**SHORT EXERCISE**
Which lines hold the word "ffffff"? Copy each of them from the material.

# Start of RECORDS FOR THE EXERCISE

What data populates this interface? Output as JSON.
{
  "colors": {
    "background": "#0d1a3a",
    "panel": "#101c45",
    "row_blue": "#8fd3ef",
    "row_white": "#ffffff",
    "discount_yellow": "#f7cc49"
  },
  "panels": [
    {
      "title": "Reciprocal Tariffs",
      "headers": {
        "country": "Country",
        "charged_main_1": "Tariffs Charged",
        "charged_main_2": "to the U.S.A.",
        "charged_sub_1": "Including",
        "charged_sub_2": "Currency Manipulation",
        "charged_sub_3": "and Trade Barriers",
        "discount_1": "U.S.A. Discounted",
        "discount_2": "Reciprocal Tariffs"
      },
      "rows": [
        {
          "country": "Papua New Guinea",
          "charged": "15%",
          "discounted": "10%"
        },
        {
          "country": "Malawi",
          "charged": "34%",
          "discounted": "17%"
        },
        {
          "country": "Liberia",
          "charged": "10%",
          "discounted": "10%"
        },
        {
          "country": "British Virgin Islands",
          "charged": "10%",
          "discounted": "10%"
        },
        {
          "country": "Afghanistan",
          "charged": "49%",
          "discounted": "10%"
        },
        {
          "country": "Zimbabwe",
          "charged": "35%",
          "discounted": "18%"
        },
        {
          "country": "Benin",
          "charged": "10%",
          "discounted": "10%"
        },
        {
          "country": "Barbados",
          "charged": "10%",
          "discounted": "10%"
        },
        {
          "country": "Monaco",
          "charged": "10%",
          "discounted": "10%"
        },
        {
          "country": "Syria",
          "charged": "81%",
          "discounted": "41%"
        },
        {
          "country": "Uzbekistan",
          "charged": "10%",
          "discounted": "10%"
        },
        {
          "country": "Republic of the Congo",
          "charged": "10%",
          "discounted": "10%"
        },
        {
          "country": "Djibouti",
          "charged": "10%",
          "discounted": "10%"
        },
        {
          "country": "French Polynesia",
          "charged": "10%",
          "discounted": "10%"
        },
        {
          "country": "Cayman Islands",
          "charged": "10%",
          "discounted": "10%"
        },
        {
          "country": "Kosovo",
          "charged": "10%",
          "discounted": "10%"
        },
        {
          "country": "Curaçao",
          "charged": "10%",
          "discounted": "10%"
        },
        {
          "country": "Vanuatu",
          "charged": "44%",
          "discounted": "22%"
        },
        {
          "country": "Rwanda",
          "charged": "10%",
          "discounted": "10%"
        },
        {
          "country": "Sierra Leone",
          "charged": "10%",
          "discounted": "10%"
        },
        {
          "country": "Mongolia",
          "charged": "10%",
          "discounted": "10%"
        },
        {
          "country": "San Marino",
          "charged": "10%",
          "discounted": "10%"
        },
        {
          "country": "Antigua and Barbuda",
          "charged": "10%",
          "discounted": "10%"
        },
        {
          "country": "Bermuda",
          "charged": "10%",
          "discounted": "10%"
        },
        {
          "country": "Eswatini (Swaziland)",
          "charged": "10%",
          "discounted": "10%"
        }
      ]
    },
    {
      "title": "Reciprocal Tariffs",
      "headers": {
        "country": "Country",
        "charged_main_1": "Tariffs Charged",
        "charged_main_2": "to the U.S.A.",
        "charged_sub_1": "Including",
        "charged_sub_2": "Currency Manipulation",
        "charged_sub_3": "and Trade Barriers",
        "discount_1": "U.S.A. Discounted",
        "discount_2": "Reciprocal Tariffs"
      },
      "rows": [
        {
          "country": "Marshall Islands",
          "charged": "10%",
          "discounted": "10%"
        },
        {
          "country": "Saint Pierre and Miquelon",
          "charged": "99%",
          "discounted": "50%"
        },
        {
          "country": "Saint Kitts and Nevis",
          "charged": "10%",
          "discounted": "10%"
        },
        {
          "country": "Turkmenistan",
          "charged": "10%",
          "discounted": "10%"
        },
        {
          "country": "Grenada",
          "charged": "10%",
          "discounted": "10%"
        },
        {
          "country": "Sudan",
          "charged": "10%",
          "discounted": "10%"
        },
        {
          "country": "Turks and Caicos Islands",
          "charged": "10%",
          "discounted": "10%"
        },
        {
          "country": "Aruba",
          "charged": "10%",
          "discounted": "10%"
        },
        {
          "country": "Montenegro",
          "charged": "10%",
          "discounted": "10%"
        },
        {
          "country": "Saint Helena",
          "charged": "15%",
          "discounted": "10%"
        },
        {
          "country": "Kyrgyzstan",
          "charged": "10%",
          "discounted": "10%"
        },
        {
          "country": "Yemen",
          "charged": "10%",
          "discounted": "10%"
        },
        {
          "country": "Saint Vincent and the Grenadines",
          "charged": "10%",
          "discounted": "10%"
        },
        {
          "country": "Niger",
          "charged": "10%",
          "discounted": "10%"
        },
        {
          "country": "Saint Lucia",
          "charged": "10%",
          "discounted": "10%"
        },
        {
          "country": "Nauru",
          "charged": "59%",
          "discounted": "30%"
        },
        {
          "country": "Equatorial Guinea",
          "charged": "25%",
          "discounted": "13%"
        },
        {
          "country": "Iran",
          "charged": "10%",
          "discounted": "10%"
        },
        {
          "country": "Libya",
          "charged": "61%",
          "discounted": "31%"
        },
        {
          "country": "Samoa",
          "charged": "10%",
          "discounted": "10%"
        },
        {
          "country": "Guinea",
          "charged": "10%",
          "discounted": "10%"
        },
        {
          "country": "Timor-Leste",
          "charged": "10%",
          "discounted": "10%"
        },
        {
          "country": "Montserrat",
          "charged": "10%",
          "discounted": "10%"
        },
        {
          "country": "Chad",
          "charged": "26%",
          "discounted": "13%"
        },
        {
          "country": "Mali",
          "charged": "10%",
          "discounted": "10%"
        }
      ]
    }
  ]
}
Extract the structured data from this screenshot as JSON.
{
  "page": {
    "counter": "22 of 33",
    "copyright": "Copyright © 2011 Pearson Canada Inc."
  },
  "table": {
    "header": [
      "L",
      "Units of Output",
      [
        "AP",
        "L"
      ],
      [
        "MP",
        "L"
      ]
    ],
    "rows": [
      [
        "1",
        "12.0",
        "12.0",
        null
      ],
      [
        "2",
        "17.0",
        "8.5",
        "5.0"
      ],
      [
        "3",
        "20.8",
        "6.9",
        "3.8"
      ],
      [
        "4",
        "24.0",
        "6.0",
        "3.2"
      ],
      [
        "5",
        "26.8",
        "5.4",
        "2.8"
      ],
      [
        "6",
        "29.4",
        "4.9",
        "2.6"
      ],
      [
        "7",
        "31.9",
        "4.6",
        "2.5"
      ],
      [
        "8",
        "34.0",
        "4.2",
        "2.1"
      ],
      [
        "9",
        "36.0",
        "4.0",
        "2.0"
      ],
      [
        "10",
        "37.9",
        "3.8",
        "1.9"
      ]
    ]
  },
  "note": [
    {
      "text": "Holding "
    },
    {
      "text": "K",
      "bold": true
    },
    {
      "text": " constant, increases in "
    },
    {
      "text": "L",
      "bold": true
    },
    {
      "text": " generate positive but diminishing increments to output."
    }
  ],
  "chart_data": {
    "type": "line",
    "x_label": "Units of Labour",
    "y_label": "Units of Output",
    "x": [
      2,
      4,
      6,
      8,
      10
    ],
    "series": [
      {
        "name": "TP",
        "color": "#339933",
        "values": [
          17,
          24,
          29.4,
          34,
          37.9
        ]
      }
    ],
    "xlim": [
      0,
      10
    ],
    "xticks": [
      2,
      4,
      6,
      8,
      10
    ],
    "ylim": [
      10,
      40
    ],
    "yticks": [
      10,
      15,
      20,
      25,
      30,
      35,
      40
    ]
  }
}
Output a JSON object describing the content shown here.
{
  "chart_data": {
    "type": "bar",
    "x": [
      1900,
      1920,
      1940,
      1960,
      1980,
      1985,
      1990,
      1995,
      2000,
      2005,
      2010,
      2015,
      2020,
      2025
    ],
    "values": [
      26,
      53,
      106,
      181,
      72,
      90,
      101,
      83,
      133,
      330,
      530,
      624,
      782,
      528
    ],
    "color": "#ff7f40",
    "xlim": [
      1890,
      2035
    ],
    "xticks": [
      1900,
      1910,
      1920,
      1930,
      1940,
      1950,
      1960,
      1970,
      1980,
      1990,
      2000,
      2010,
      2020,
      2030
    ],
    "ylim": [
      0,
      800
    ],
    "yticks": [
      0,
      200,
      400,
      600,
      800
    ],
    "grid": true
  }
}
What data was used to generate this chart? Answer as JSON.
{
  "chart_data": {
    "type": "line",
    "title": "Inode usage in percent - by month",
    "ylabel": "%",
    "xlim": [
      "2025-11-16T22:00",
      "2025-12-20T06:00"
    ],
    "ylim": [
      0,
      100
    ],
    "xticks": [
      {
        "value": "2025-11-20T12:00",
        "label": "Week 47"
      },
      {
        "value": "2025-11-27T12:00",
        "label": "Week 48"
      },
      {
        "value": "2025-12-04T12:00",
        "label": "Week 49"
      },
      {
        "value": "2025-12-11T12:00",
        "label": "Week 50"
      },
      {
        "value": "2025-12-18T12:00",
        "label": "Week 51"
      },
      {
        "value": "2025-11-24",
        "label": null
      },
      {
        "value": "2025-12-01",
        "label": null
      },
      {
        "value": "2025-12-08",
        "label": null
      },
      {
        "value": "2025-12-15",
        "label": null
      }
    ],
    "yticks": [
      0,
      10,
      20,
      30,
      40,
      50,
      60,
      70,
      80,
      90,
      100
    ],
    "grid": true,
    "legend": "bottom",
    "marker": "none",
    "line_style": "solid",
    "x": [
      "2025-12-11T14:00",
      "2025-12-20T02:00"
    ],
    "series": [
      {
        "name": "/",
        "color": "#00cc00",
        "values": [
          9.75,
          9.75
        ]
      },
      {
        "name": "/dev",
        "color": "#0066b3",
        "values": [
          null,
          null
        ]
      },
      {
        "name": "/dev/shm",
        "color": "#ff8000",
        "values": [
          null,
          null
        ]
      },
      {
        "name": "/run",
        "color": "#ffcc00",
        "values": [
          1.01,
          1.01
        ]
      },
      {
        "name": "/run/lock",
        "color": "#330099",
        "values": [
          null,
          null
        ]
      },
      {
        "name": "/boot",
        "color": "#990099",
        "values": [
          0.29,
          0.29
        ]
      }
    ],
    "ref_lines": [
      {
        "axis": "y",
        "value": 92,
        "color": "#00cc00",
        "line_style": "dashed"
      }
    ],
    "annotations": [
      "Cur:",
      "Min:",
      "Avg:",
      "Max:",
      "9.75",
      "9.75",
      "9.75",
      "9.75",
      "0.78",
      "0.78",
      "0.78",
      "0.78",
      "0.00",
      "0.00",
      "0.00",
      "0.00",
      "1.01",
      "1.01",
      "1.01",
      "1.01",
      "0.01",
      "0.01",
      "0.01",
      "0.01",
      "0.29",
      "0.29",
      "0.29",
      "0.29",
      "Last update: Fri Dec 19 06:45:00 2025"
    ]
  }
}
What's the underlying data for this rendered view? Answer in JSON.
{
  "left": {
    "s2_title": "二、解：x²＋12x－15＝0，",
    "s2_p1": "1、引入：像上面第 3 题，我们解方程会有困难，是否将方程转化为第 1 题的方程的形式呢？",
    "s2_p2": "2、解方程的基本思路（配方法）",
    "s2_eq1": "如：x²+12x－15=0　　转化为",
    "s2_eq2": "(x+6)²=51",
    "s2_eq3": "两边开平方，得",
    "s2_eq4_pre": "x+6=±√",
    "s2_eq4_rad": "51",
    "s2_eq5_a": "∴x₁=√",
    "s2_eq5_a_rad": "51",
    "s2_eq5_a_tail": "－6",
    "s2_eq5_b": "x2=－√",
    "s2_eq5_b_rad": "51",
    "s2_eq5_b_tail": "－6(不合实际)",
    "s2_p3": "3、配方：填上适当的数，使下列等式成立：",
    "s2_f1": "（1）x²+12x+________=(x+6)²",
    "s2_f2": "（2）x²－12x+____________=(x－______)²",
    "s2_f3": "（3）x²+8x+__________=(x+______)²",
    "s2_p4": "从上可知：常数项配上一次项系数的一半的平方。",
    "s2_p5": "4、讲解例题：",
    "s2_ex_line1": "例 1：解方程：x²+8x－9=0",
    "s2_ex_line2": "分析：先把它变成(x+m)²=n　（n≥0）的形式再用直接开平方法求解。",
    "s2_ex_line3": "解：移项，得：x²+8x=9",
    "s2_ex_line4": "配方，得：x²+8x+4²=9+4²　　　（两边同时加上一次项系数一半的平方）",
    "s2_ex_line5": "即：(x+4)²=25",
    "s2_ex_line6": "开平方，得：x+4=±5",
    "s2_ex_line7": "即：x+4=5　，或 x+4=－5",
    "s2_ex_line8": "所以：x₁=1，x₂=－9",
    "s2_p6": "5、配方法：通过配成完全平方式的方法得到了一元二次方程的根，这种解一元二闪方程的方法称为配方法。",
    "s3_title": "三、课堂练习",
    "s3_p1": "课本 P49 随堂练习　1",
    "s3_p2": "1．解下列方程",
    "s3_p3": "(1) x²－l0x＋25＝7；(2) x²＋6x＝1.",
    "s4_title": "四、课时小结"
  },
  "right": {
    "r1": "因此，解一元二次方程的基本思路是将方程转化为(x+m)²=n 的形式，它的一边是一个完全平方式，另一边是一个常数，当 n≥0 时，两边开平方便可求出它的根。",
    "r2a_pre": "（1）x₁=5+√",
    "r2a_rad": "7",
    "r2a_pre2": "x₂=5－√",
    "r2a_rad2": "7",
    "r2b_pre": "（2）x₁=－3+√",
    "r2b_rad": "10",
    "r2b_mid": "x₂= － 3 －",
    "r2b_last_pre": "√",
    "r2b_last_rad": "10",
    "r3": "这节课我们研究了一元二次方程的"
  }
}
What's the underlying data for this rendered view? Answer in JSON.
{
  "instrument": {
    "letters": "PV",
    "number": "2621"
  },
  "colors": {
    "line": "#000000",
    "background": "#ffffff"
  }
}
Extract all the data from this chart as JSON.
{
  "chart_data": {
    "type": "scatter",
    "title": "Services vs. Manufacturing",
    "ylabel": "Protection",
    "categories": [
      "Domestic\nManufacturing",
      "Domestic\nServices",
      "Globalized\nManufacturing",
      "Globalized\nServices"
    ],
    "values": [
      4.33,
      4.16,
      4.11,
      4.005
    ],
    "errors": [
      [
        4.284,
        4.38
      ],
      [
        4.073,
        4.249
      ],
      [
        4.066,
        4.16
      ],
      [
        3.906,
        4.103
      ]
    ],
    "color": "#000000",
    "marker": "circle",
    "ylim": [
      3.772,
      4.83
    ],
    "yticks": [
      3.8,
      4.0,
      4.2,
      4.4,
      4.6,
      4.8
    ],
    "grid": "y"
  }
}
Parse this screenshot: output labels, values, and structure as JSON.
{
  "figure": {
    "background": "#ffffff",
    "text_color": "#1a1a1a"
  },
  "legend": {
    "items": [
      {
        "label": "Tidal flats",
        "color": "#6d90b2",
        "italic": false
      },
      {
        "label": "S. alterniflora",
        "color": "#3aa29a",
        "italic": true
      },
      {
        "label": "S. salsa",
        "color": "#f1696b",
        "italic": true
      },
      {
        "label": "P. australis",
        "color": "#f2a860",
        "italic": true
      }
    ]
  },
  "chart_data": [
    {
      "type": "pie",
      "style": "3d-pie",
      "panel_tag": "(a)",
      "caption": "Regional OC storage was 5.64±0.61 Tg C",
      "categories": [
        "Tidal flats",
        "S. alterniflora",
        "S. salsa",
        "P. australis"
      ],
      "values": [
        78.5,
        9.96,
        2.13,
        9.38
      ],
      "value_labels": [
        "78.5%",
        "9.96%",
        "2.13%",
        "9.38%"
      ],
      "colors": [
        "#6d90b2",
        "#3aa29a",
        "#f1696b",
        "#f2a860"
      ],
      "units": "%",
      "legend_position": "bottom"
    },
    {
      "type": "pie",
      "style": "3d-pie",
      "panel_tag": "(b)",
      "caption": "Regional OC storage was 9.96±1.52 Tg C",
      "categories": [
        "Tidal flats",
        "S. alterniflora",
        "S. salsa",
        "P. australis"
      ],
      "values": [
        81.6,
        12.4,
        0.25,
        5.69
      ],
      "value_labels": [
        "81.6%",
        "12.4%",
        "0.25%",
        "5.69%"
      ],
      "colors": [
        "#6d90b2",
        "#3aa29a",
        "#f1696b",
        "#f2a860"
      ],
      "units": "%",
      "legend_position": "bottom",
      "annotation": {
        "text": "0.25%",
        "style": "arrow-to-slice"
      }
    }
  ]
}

# End of RECORDS FOR THE EXERCISE

**FINISHED ANSWER**
    "row_white": "#ffffff",
    "background": "#ffffff"
    "background": "#ffffff",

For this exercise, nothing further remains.